STATED PROBLEM:
Gather all lines with the word "type" in them.

PROVIDED MATERIAL:
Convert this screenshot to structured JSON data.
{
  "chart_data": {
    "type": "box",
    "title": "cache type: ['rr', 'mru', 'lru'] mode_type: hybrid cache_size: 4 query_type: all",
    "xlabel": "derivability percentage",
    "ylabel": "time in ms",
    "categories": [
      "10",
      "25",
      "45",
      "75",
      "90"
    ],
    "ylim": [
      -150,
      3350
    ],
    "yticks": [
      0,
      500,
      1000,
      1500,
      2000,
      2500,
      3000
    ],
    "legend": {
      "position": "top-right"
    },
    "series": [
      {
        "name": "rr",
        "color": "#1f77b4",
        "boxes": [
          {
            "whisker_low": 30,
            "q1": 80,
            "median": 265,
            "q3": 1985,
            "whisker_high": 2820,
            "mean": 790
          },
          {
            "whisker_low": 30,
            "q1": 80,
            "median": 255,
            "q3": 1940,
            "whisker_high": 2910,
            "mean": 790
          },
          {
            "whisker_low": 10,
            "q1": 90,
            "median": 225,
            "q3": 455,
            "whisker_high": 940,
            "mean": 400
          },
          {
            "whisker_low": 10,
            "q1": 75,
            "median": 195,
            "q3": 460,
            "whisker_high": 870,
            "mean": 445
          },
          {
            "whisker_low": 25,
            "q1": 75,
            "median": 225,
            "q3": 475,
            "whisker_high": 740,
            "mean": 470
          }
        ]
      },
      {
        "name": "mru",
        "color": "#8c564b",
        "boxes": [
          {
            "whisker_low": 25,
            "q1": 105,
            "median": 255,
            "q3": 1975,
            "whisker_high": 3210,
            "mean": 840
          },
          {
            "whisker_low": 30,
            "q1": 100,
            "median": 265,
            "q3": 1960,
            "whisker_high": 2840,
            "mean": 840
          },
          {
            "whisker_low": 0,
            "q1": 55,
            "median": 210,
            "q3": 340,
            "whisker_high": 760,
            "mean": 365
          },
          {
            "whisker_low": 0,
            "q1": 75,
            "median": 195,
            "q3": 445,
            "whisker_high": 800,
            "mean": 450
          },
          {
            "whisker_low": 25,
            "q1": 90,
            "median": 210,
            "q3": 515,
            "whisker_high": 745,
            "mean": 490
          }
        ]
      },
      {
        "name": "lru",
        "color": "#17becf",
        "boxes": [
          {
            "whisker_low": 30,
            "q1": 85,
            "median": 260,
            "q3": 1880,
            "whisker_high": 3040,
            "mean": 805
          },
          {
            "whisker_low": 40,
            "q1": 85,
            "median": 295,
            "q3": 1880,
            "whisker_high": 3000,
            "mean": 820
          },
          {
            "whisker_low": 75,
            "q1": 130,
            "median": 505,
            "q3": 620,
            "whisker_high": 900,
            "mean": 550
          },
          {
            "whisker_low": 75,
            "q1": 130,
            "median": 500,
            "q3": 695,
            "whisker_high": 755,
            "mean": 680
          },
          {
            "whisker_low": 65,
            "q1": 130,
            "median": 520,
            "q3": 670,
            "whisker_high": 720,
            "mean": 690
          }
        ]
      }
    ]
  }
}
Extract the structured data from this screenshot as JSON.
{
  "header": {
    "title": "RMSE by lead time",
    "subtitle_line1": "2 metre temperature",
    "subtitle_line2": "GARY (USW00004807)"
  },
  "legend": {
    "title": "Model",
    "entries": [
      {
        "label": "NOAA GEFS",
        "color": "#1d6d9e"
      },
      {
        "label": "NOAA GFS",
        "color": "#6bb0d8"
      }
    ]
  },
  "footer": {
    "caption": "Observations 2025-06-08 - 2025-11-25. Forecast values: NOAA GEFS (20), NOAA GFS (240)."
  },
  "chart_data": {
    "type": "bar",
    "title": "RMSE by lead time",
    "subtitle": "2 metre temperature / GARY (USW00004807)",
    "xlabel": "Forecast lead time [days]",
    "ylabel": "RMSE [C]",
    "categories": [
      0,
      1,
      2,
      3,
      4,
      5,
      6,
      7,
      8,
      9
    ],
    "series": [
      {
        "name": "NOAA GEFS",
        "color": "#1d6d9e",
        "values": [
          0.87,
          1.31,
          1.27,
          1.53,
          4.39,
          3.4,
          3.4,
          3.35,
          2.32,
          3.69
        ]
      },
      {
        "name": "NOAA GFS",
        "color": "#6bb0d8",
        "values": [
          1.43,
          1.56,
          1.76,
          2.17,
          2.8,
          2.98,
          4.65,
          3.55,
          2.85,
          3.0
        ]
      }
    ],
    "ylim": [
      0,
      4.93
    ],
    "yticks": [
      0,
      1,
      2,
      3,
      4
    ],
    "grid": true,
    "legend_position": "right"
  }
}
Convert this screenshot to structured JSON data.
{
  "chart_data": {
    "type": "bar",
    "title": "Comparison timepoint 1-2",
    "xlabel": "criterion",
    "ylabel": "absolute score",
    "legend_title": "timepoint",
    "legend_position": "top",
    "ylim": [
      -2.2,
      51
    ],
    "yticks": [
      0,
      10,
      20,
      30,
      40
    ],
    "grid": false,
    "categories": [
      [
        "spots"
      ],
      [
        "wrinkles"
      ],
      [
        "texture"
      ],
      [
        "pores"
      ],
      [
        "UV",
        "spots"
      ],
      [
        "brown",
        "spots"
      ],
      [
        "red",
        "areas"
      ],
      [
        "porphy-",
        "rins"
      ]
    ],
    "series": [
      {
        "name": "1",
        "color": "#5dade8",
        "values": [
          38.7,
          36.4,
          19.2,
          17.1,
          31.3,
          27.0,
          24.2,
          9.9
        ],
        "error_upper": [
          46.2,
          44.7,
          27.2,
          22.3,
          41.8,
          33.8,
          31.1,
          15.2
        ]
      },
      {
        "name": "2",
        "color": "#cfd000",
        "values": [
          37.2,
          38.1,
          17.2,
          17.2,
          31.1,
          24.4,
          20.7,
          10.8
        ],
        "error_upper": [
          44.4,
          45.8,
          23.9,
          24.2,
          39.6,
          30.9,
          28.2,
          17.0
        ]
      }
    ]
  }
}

RESULT FOR THIS TASK:
    "type": "box",
    "title": "cache type: ['rr', 'mru', 'lru'] mode_type: hybrid cache_size: 4 query_type: all",
    "type": "bar",
    "type": "bar",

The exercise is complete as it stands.